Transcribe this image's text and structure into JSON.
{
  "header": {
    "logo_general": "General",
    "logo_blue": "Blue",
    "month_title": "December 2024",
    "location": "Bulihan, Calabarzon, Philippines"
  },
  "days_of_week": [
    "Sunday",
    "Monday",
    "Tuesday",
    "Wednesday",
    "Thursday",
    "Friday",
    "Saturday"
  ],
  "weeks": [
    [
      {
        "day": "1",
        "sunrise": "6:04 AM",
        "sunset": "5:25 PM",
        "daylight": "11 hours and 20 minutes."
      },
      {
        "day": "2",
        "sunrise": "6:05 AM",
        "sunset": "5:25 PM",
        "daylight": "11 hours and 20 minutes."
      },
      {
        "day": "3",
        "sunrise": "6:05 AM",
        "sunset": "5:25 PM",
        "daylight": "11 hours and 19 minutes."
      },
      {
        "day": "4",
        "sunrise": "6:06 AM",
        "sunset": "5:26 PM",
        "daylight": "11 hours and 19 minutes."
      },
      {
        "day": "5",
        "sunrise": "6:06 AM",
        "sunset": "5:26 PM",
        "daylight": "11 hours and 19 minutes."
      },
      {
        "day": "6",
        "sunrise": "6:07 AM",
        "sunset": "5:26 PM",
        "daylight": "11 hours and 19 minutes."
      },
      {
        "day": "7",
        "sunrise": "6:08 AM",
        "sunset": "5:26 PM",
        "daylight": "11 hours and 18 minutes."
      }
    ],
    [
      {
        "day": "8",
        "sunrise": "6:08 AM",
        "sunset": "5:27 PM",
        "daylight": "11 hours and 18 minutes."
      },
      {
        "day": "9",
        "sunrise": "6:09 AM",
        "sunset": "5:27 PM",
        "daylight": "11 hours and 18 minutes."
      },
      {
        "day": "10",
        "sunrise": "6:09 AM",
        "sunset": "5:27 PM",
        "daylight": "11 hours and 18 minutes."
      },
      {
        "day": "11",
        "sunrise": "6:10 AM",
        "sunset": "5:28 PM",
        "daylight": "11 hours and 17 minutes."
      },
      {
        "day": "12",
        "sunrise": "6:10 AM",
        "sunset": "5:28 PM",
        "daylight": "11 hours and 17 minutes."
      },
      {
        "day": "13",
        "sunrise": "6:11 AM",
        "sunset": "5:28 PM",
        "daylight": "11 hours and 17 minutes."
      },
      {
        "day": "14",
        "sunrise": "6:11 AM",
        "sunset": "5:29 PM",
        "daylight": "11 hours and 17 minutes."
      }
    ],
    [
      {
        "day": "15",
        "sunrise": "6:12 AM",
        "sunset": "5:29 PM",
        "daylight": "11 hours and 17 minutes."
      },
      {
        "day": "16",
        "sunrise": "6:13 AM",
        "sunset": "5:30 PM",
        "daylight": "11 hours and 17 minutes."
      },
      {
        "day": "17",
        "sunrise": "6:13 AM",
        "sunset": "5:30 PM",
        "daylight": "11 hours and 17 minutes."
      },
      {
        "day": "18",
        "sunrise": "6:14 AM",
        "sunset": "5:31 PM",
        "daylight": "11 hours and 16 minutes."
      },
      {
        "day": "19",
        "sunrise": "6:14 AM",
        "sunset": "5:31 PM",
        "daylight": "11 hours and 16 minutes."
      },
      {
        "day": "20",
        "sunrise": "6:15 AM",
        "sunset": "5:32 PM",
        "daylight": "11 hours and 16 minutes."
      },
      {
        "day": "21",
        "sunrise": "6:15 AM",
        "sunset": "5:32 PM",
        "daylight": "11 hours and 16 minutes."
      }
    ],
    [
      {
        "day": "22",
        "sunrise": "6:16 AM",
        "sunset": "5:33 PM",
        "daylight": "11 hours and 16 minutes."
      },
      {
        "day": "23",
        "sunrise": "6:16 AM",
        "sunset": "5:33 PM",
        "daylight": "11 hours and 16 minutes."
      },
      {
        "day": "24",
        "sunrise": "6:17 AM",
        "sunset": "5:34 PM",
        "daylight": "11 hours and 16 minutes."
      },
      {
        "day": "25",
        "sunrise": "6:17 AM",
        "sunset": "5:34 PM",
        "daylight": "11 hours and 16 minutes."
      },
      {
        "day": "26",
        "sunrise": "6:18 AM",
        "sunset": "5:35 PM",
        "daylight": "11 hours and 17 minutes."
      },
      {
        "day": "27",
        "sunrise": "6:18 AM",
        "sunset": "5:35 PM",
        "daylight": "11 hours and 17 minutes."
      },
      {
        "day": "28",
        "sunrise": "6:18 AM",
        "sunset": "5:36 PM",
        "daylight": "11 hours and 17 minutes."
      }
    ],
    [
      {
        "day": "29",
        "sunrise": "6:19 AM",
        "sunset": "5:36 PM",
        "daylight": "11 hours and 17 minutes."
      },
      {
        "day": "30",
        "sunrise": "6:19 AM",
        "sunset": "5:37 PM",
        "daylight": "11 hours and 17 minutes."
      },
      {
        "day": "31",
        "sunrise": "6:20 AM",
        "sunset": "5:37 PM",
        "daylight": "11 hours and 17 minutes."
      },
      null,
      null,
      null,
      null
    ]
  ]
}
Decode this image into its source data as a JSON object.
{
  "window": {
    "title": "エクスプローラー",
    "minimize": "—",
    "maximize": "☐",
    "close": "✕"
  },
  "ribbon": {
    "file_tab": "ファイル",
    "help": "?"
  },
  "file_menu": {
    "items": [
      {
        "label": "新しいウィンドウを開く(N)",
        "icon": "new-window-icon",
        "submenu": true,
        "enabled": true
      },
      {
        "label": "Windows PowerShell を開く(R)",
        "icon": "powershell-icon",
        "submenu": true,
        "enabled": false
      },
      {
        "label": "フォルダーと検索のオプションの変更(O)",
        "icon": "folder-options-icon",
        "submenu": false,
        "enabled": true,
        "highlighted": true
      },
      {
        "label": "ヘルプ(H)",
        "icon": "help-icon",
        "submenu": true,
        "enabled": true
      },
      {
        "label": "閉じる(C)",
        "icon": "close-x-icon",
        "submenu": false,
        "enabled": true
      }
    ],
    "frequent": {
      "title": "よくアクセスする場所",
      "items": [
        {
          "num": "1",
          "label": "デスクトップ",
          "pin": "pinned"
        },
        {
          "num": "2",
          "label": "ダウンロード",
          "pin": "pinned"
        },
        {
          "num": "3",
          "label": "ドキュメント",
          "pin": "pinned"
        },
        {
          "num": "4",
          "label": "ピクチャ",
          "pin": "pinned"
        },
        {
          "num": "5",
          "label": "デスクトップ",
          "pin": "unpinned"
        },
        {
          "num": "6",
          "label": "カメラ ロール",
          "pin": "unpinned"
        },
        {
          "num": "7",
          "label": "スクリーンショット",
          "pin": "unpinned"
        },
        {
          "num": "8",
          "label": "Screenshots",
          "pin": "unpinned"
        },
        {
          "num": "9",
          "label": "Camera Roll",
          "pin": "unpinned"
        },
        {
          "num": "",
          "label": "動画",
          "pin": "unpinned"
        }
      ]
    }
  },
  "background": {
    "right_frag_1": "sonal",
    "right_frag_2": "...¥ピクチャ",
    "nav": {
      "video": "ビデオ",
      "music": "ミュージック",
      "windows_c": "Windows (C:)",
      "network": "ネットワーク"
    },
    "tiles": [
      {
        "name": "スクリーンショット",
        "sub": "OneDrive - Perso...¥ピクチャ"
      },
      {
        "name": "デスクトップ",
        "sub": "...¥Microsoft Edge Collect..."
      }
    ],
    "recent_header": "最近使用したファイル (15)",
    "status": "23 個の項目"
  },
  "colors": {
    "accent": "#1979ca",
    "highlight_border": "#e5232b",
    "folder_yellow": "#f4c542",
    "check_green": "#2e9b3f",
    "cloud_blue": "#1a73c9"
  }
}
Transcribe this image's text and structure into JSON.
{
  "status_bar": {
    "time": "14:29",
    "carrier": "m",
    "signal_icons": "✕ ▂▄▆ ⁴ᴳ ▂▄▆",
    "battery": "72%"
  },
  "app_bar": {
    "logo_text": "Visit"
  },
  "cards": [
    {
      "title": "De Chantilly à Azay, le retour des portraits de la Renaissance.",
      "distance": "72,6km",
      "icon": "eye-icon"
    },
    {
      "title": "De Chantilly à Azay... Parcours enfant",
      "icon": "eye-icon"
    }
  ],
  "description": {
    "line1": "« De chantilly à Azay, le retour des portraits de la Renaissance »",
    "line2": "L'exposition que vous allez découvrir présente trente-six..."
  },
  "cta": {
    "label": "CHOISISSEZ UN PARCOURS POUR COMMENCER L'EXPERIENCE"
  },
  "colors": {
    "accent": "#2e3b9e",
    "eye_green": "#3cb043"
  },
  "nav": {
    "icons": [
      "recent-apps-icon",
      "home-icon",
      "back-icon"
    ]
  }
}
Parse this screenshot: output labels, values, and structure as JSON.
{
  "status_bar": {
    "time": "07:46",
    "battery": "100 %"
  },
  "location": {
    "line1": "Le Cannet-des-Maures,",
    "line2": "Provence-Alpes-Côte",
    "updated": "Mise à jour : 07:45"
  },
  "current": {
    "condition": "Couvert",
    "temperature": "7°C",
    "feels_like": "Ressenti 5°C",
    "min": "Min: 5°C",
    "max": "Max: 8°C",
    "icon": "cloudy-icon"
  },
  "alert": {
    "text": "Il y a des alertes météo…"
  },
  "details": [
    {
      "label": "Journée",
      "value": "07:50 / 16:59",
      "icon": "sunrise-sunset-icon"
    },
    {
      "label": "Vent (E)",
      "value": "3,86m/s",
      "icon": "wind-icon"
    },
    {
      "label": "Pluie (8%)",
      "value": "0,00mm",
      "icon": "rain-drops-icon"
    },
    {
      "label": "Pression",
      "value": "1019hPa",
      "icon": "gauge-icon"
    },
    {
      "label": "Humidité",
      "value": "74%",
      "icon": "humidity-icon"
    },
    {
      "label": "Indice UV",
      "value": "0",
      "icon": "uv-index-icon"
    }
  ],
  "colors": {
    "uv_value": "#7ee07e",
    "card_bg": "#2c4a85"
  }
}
☆ ☆ ☆
## TASK REQUIREMENTS
Copy down every line of the entries containing the word "retour".

## WRITTEN SOLUTION
      "title": "De Chantilly à Azay, le retour des portraits de la Renaissance.",
    "line1": "« De chantilly à Azay, le retour des portraits de la Renaissance »",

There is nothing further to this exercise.